[Dataset items]

++++++++++

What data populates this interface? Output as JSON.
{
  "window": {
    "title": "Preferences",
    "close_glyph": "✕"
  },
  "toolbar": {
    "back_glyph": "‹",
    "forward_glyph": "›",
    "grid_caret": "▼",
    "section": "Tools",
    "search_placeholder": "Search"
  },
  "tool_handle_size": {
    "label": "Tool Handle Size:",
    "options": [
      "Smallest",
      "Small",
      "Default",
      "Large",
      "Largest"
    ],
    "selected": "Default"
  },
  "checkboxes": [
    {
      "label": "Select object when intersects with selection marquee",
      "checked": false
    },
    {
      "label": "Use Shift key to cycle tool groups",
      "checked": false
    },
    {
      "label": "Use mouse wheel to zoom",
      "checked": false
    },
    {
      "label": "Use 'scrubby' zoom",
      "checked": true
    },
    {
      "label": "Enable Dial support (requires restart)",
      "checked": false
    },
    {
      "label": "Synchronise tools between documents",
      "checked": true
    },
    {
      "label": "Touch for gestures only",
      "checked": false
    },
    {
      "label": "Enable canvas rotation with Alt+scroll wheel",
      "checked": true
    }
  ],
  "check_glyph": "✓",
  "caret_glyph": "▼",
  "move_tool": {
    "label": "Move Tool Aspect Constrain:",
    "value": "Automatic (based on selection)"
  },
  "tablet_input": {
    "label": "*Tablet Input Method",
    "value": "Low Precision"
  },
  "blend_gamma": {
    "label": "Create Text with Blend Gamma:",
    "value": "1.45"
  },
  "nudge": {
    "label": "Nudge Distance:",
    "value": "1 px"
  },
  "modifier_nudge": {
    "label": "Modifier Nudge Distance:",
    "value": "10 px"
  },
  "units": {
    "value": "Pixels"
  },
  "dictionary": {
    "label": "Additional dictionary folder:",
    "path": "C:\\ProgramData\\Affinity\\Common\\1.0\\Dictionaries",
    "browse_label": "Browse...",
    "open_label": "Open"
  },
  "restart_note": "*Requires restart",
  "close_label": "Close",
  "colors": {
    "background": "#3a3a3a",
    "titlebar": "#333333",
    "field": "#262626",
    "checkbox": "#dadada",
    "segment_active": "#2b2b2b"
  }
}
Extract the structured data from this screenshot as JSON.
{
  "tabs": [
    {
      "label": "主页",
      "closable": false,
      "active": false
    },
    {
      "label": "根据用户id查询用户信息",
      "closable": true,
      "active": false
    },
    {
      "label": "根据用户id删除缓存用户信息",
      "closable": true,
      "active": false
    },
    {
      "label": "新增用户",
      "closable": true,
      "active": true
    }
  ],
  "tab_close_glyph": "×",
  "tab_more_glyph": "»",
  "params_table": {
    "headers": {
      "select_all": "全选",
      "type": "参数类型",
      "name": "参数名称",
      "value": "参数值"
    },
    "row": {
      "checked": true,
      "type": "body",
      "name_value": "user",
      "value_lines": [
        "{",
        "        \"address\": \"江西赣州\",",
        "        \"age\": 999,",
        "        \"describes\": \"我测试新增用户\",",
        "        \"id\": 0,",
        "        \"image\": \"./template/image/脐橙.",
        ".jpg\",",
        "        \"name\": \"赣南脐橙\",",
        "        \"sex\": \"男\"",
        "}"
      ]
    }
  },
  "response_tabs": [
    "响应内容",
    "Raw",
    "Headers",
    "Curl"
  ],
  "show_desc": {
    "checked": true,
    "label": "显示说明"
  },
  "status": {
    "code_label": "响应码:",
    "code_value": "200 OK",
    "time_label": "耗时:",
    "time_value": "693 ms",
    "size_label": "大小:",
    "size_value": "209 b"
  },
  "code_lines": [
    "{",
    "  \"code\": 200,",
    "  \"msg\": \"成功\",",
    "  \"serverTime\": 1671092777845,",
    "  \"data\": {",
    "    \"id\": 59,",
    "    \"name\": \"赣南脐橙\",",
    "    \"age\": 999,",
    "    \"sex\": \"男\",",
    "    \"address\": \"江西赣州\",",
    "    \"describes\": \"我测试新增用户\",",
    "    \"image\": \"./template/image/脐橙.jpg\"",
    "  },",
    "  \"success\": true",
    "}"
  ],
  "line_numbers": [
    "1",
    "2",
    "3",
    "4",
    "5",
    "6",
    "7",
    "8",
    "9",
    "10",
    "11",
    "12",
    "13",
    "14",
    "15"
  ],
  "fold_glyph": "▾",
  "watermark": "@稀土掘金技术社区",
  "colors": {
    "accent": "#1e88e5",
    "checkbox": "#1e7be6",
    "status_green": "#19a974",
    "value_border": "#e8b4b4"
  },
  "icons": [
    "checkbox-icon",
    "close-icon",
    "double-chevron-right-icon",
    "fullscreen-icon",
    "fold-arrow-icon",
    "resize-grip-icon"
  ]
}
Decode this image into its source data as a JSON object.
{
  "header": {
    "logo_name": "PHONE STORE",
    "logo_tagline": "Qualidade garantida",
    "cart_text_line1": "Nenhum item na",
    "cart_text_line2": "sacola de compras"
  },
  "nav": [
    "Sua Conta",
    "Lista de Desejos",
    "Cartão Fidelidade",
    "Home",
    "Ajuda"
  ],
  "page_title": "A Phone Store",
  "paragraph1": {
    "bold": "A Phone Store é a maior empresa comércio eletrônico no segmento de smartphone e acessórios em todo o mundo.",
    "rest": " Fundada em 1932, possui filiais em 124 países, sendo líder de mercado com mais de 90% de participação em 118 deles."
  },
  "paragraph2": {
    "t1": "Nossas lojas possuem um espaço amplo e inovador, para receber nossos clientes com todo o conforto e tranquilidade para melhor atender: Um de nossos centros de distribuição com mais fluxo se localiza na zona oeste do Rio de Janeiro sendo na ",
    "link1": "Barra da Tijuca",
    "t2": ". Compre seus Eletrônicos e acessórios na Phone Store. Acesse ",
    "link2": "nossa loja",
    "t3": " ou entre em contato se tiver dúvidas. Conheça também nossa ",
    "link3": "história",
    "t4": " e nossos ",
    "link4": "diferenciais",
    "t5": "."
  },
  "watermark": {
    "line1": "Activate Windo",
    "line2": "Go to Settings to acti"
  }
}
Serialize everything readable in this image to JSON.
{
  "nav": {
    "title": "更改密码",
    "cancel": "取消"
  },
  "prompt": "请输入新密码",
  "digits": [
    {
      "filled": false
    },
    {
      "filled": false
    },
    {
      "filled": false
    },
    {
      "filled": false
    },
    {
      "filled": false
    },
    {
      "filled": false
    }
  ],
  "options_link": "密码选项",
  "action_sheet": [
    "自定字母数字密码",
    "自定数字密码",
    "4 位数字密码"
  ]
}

++++++++++

▸ **Task objective**
In the entries above, find every line holding the word "this" and copy it out.

▸ **Task output**
What data populates this interface? Output as JSON.
Extract the structured data from this screenshot as JSON.
Decode this image into its source data as a JSON object.
Serialize everything readable in this image to JSON.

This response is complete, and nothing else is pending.